# GIVEN TASK
Set down all of the entries word for word, omitting the images they contain.

# MATERIAL SHOWN
|---|
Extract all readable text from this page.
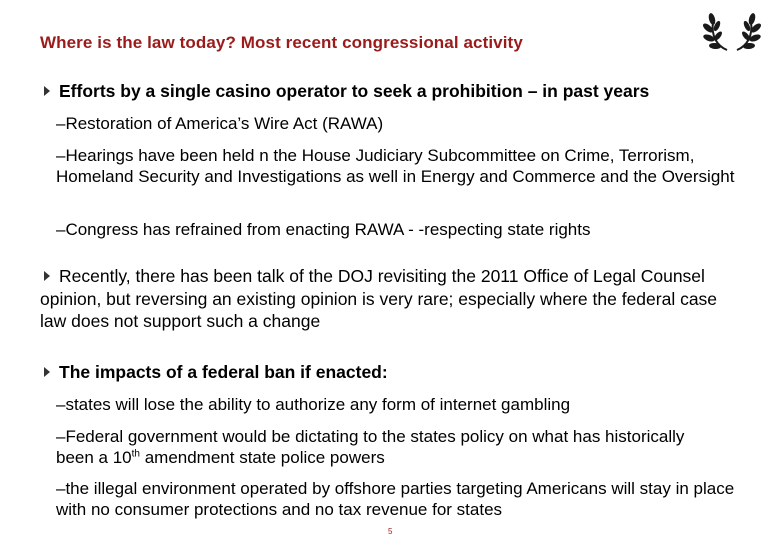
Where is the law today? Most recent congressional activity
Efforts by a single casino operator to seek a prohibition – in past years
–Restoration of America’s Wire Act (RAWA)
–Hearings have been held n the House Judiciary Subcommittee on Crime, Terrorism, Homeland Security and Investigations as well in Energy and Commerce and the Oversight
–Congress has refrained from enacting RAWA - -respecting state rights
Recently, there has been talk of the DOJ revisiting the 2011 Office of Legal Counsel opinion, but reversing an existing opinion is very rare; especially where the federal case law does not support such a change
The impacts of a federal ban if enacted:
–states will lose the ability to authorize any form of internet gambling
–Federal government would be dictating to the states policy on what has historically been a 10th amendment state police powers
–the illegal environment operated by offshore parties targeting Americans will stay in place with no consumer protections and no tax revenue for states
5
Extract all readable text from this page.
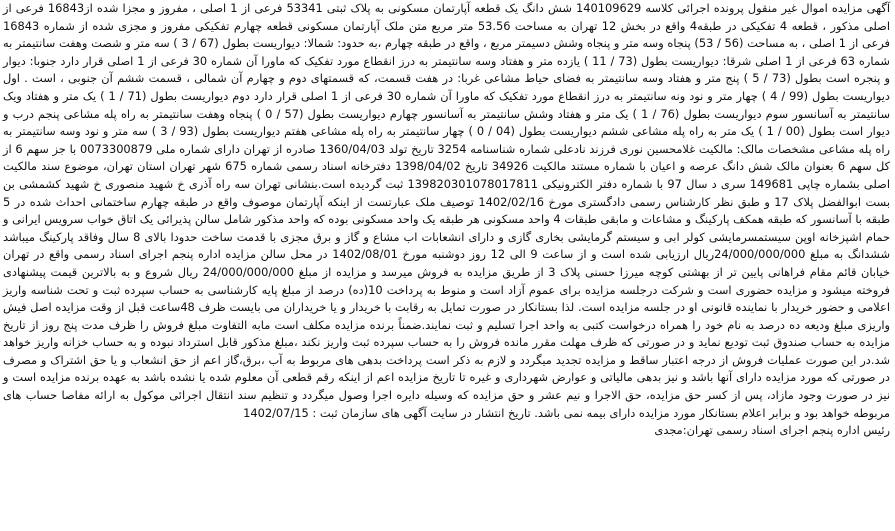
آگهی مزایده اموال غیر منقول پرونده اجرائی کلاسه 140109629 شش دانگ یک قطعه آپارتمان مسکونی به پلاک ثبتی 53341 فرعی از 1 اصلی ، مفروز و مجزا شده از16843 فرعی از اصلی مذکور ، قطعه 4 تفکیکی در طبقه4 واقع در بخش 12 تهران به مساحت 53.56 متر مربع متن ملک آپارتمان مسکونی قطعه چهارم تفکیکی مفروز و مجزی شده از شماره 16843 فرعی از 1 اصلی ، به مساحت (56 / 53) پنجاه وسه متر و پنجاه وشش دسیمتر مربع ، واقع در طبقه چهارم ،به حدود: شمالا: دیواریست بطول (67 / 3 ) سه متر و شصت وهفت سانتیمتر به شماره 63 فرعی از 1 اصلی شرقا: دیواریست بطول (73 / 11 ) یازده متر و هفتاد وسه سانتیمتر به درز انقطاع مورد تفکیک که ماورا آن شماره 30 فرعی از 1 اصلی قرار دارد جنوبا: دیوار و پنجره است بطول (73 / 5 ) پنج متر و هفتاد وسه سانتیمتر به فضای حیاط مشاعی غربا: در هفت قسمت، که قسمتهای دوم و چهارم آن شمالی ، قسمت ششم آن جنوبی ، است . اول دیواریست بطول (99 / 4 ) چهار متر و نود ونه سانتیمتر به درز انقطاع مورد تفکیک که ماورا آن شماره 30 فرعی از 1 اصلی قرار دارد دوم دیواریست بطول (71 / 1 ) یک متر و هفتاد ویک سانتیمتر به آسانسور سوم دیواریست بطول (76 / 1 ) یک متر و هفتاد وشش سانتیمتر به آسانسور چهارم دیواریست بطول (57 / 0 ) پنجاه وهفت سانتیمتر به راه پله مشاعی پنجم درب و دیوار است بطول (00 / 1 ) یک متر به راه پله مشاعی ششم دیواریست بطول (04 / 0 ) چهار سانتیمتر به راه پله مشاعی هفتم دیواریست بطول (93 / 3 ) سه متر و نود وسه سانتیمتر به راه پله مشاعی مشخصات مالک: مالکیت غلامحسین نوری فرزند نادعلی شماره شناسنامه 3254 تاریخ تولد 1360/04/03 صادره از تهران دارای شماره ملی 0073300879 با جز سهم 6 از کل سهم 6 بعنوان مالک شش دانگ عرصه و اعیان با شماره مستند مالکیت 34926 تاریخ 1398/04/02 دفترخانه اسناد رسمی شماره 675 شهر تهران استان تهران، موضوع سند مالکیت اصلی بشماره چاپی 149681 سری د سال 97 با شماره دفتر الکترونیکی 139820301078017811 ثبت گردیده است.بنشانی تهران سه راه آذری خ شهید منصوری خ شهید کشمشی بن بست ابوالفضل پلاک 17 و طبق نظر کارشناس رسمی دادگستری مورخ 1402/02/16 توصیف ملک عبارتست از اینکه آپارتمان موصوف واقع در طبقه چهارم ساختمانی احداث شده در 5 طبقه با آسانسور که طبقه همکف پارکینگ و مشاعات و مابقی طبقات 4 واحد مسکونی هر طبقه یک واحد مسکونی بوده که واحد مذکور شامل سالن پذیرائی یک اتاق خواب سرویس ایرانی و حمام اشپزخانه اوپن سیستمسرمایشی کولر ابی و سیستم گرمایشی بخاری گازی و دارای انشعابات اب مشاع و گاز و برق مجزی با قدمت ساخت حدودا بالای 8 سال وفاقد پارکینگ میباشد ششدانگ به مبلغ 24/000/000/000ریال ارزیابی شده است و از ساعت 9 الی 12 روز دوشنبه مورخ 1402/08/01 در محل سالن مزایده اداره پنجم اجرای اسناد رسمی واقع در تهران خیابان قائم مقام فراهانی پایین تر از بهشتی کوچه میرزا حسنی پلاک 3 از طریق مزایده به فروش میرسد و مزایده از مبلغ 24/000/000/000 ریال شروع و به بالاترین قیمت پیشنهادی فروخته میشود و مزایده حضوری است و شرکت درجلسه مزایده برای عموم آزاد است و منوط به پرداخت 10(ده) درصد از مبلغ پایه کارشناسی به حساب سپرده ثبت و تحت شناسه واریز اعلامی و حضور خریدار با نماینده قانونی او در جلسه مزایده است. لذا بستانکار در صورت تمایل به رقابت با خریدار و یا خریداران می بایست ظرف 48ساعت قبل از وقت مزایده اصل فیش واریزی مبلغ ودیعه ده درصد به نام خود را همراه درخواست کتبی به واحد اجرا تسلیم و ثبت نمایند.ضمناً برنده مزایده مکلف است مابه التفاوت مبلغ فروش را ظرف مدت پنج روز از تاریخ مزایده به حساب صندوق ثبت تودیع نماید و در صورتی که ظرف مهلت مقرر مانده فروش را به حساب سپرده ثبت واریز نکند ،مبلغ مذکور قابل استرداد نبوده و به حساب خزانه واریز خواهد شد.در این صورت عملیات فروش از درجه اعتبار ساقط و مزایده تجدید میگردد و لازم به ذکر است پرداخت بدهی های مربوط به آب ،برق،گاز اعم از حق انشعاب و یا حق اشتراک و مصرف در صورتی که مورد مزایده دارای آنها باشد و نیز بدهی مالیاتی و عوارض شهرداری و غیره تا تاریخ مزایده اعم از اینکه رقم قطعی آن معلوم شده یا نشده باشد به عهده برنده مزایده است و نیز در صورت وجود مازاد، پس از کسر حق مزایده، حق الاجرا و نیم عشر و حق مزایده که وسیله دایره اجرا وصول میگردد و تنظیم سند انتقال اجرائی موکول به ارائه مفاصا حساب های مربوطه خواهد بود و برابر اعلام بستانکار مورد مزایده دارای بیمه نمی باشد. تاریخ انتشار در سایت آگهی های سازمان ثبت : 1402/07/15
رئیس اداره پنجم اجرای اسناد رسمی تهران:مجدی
|---|
# THE RESULT
Extract all readable text from this page.
Where is the law today? Most recent congressional activity
Efforts by a single casino operator to seek a prohibition – in past years
–Restoration of America’s Wire Act (RAWA)
–Hearings have been held n the House Judiciary Subcommittee on Crime, Terrorism, Homeland Security and Investigations as well in Energy and Commerce and the Oversight
–Congress has refrained from enacting RAWA - -respecting state rights
Recently, there has been talk of the DOJ revisiting the 2011 Office of Legal Counsel opinion, but reversing an existing opinion is very rare; especially where the federal case law does not support such a change
The impacts of a federal ban if enacted:
–states will lose the ability to authorize any form of internet gambling
–Federal government would be dictating to the states policy on what has historically been a 10th amendment state police powers
–the illegal environment operated by offshore parties targeting Americans will stay in place with no consumer protections and no tax revenue for states
5
Extract all readable text from this page.
آگهی مزایده اموال غیر منقول پرونده اجرائی کلاسه 140109629 شش دانگ یک قطعه آپارتمان مسکونی به پلاک ثبتی 53341 فرعی از 1 اصلی ، مفروز و مجزا شده از16843 فرعی از اصلی مذکور ، قطعه 4 تفکیکی در طبقه4 واقع در بخش 12 تهران به مساحت 53.56 متر مربع متن ملک آپارتمان مسکونی قطعه چهارم تفکیکی مفروز و مجزی شده از شماره 16843 فرعی از 1 اصلی ، به مساحت (56 / 53) پنجاه وسه متر و پنجاه وشش دسیمتر مربع ، واقع در طبقه چهارم ،به حدود: شمالا: دیواریست بطول (67 / 3 ) سه متر و شصت وهفت سانتیمتر به شماره 63 فرعی از 1 اصلی شرقا: دیواریست بطول (73 / 11 ) یازده متر و هفتاد وسه سانتیمتر به درز انقطاع مورد تفکیک که ماورا آن شماره 30 فرعی از 1 اصلی قرار دارد جنوبا: دیوار و پنجره است بطول (73 / 5 ) پنج متر و هفتاد وسه سانتیمتر به فضای حیاط مشاعی غربا: در هفت قسمت، که قسمتهای دوم و چهارم آن شمالی ، قسمت ششم آن جنوبی ، است . اول دیواریست بطول (99 / 4 ) چهار متر و نود ونه سانتیمتر به درز انقطاع مورد تفکیک که ماورا آن شماره 30 فرعی از 1 اصلی قرار دارد دوم دیواریست بطول (71 / 1 ) یک متر و هفتاد ویک سانتیمتر به آسانسور سوم دیواریست بطول (76 / 1 ) یک متر و هفتاد وشش سانتیمتر به آسانسور چهارم دیواریست بطول (57 / 0 ) پنجاه وهفت سانتیمتر به راه پله مشاعی پنجم درب و دیوار است بطول (00 / 1 ) یک متر به راه پله مشاعی ششم دیواریست بطول (04 / 0 ) چهار سانتیمتر به راه پله مشاعی هفتم دیواریست بطول (93 / 3 ) سه متر و نود وسه سانتیمتر به راه پله مشاعی مشخصات مالک: مالکیت غلامحسین نوری فرزند نادعلی شماره شناسنامه 3254 تاریخ تولد 1360/04/03 صادره از تهران دارای شماره ملی 0073300879 با جز سهم 6 از کل سهم 6 بعنوان مالک شش دانگ عرصه و اعیان با شماره مستند مالکیت 34926 تاریخ 1398/04/02 دفترخانه اسناد رسمی شماره 675 شهر تهران استان تهران، موضوع سند مالکیت اصلی بشماره چاپی 149681 سری د سال 97 با شماره دفتر الکترونیکی 139820301078017811 ثبت گردیده است.بنشانی تهران سه راه آذری خ شهید منصوری خ شهید کشمشی بن بست ابوالفضل پلاک 17 و طبق نظر کارشناس رسمی دادگستری مورخ 1402/02/16 توصیف ملک عبارتست از اینکه آپارتمان موصوف واقع در طبقه چهارم ساختمانی احداث شده در 5 طبقه با آسانسور که طبقه همکف پارکینگ و مشاعات و مابقی طبقات 4 واحد مسکونی هر طبقه یک واحد مسکونی بوده که واحد مذکور شامل سالن پذیرائی یک اتاق خواب سرویس ایرانی و حمام اشپزخانه اوپن سیستمسرمایشی کولر ابی و سیستم گرمایشی بخاری گازی و دارای انشعابات اب مشاع و گاز و برق مجزی با قدمت ساخت حدودا بالای 8 سال وفاقد پارکینگ میباشد ششدانگ به مبلغ 24/000/000/000ریال ارزیابی شده است و از ساعت 9 الی 12 روز دوشنبه مورخ 1402/08/01 در محل سالن مزایده اداره پنجم اجرای اسناد رسمی واقع در تهران خیابان قائم مقام فراهانی پایین تر از بهشتی کوچه میرزا حسنی پلاک 3 از طریق مزایده به فروش میرسد و مزایده از مبلغ 24/000/000/000 ریال شروع و به بالاترین قیمت پیشنهادی فروخته میشود و مزایده حضوری است و شرکت درجلسه مزایده برای عموم آزاد است و منوط به پرداخت 10(ده) درصد از مبلغ پایه کارشناسی به حساب سپرده ثبت و تحت شناسه واریز اعلامی و حضور خریدار با نماینده قانونی او در جلسه مزایده است. لذا بستانکار در صورت تمایل به رقابت با خریدار و یا خریداران می بایست ظرف 48ساعت قبل از وقت مزایده اصل فیش واریزی مبلغ ودیعه ده درصد به نام خود را همراه درخواست کتبی به واحد اجرا تسلیم و ثبت نمایند.ضمناً برنده مزایده مکلف است مابه التفاوت مبلغ فروش را ظرف مدت پنج روز از تاریخ مزایده به حساب صندوق ثبت تودیع نماید و در صورتی که ظرف مهلت مقرر مانده فروش را به حساب سپرده ثبت واریز نکند ،مبلغ مذکور قابل استرداد نبوده و به حساب خزانه واریز خواهد شد.در این صورت عملیات فروش از درجه اعتبار ساقط و مزایده تجدید میگردد و لازم به ذکر است پرداخت بدهی های مربوط به آب ،برق،گاز اعم از حق انشعاب و یا حق اشتراک و مصرف در صورتی که مورد مزایده دارای آنها باشد و نیز بدهی مالیاتی و عوارض شهرداری و غیره تا تاریخ مزایده اعم از اینکه رقم قطعی آن معلوم شده یا نشده باشد به عهده برنده مزایده است و نیز در صورت وجود مازاد، پس از کسر حق مزایده، حق الاجرا و نیم عشر و حق مزایده که وسیله دایره اجرا وصول میگردد و تنظیم سند انتقال اجرائی موکول به ارائه مفاصا حساب های مربوطه خواهد بود و برابر اعلام بستانکار مورد مزایده دارای بیمه نمی باشد. تاریخ انتشار در سایت آگهی های سازمان ثبت : 1402/07/15
رئیس اداره پنجم اجرای اسناد رسمی تهران:مجدی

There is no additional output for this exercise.